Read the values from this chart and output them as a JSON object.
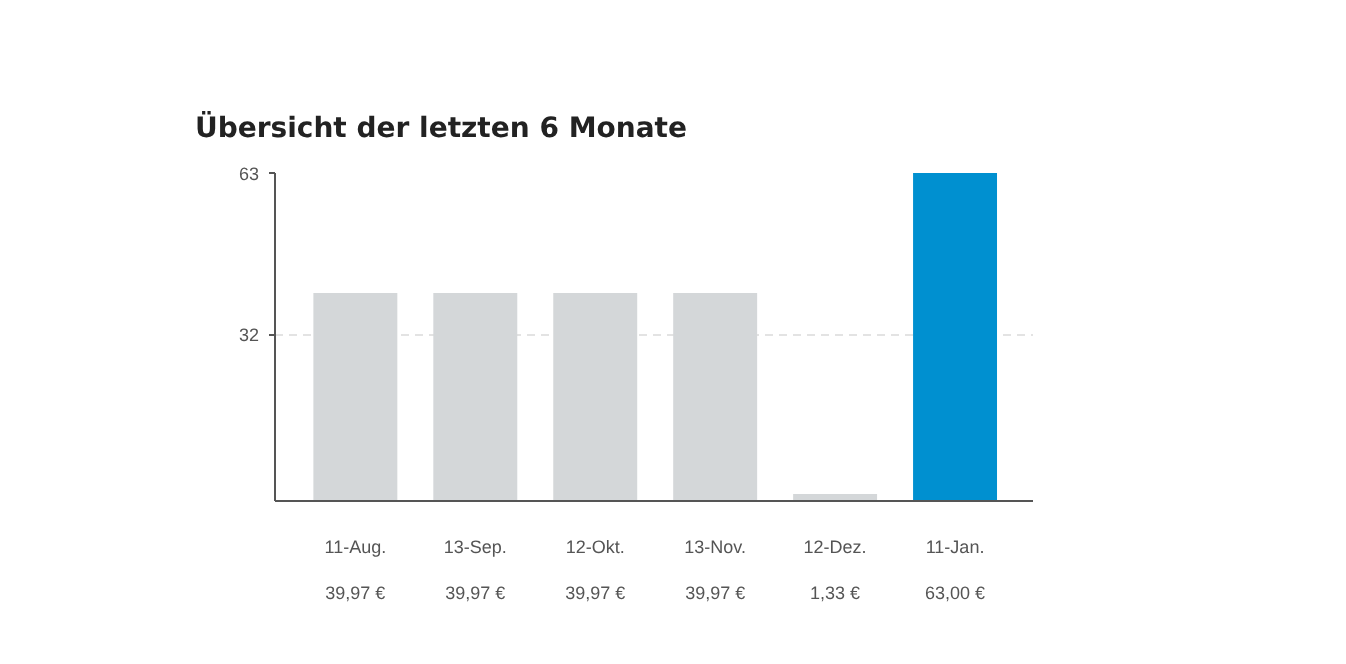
{
  "chart_data": {
    "type": "bar",
    "title": "Übersicht der letzten 6 Monate",
    "categories": [
      "11-Aug.",
      "13-Sep.",
      "12-Okt.",
      "13-Nov.",
      "12-Dez.",
      "11-Jan."
    ],
    "values": [
      39.97,
      39.97,
      39.97,
      39.97,
      1.33,
      63.0
    ],
    "colors": [
      "#d4d7d9",
      "#d4d7d9",
      "#d4d7d9",
      "#d4d7d9",
      "#d4d7d9",
      "#0090d0"
    ],
    "value_labels": [
      "39,97 €",
      "39,97 €",
      "39,97 €",
      "39,97 €",
      "1,33 €",
      "63,00 €"
    ],
    "ylim": [
      0,
      63
    ],
    "yticks": [
      32,
      63
    ],
    "grid": "y"
  }
}
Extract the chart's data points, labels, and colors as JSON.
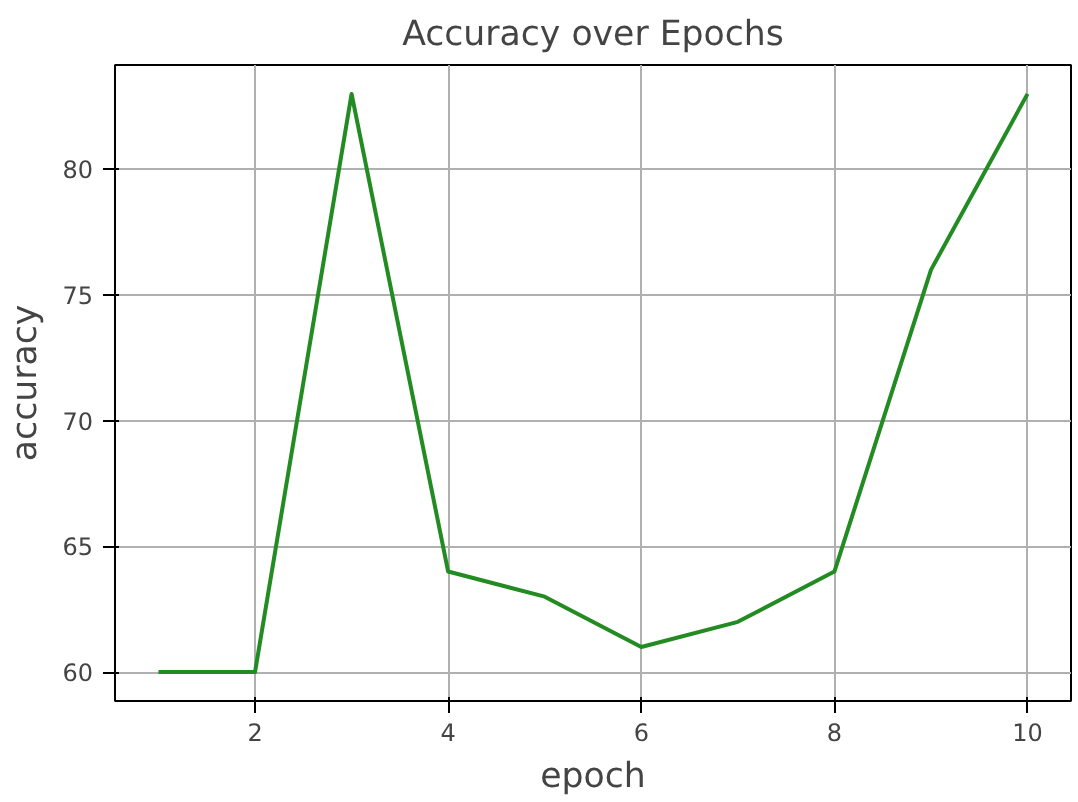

++++++++++++++++++++

[Exercise instructions]: Your task is to set down the records shown above exactly, minus any pictures.

[Full answer]:
Read the values from this chart and output them as a JSON object.
{
  "chart_data": {
    "type": "bar",
    "title": "Übersicht der letzten 6 Monate",
    "categories": [
      "11-Aug.",
      "13-Sep.",
      "12-Okt.",
      "13-Nov.",
      "12-Dez.",
      "11-Jan."
    ],
    "values": [
      39.97,
      39.97,
      39.97,
      39.97,
      1.33,
      63.0
    ],
    "colors": [
      "#d4d7d9",
      "#d4d7d9",
      "#d4d7d9",
      "#d4d7d9",
      "#d4d7d9",
      "#0090d0"
    ],
    "value_labels": [
      "39,97 €",
      "39,97 €",
      "39,97 €",
      "39,97 €",
      "1,33 €",
      "63,00 €"
    ],
    "ylim": [
      0,
      63
    ],
    "yticks": [
      32,
      63
    ],
    "grid": "y"
  }
}
Extract the chart's data points, labels, and colors as JSON.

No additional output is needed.